**RAW RECORDS:**
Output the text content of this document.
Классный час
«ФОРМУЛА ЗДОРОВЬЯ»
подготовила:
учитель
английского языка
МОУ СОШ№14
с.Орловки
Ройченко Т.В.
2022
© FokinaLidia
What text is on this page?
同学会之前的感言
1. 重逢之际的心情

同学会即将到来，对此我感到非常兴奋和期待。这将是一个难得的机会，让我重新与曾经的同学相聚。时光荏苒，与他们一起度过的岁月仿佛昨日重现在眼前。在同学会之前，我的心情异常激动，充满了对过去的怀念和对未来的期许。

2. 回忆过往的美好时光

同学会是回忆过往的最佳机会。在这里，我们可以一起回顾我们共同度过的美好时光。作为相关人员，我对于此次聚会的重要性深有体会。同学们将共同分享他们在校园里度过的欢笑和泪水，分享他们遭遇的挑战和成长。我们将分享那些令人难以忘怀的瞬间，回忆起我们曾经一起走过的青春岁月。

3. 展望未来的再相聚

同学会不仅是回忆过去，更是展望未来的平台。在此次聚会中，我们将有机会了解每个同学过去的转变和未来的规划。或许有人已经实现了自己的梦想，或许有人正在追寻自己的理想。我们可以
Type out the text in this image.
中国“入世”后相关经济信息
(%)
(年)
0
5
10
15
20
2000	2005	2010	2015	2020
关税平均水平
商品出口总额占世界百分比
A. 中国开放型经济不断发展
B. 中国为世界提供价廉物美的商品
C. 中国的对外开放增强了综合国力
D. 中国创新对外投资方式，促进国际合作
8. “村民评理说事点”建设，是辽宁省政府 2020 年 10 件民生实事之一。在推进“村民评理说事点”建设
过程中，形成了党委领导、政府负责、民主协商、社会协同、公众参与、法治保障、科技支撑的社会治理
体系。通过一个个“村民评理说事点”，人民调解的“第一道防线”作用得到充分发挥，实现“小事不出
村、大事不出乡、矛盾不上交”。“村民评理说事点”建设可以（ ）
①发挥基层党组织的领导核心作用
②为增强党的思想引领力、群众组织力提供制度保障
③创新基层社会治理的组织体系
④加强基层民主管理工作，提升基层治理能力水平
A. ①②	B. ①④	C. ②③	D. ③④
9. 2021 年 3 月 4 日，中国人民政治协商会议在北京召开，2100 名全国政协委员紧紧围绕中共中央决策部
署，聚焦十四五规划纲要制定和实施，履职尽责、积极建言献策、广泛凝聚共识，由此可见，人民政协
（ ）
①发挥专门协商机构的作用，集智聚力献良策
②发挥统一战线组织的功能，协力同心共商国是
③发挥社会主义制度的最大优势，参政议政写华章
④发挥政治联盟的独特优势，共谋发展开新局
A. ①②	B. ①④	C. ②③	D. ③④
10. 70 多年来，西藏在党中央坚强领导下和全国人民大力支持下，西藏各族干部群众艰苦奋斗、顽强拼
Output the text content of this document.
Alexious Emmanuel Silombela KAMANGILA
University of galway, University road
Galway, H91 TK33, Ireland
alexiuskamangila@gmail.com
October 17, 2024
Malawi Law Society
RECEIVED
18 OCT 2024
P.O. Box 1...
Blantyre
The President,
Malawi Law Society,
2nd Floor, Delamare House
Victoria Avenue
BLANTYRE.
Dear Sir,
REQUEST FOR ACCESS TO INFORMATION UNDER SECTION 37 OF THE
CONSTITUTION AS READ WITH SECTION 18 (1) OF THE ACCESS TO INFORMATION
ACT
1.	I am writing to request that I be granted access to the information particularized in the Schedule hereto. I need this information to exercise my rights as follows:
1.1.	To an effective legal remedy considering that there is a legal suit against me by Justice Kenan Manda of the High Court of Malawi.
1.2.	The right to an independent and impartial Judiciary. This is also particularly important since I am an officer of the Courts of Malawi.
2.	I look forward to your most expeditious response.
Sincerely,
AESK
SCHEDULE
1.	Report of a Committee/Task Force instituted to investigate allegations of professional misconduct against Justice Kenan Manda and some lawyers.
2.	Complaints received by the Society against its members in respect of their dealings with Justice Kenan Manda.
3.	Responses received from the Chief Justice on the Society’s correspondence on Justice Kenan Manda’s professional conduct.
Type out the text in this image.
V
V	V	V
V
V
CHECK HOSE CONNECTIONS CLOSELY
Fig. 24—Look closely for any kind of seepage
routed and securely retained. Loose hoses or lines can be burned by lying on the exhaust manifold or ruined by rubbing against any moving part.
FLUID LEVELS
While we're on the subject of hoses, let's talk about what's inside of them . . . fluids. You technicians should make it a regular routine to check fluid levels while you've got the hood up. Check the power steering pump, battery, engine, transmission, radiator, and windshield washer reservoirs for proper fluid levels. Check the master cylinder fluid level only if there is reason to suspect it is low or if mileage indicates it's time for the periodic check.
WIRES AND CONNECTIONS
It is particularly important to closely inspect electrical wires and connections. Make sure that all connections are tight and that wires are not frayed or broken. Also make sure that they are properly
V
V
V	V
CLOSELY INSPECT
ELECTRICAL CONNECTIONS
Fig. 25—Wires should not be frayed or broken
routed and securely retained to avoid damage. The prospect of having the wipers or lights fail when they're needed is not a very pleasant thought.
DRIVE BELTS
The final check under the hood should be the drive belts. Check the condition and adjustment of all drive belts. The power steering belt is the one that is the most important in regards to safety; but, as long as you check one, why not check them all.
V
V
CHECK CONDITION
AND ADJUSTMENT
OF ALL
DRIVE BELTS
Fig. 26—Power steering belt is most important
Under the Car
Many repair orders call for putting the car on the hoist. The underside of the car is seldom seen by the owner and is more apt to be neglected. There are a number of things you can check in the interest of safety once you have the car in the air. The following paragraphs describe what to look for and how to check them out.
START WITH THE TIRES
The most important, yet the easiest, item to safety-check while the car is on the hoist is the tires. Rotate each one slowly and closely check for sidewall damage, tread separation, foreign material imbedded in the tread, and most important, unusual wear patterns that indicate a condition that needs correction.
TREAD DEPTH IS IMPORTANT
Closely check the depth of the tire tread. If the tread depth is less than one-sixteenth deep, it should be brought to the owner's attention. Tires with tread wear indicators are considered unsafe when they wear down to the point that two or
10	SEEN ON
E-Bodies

**DESCRIPTION OF THE TASK:** Your task is to collect every line above that contains the word "against".

**OUTPUT OF THE TASK:**
1.1.	To an effective legal remedy considering that there is a legal suit against me by Justice Kenan Manda of the High Court of Malawi.
1.	Report of a Committee/Task Force instituted to investigate allegations of professional misconduct against Justice Kenan Manda and some lawyers.
2.	Complaints received by the Society against its members in respect of their dealings with Justice Kenan Manda.
routed and securely retained. Loose hoses or lines can be burned by lying on the exhaust manifold or ruined by rubbing against any moving part.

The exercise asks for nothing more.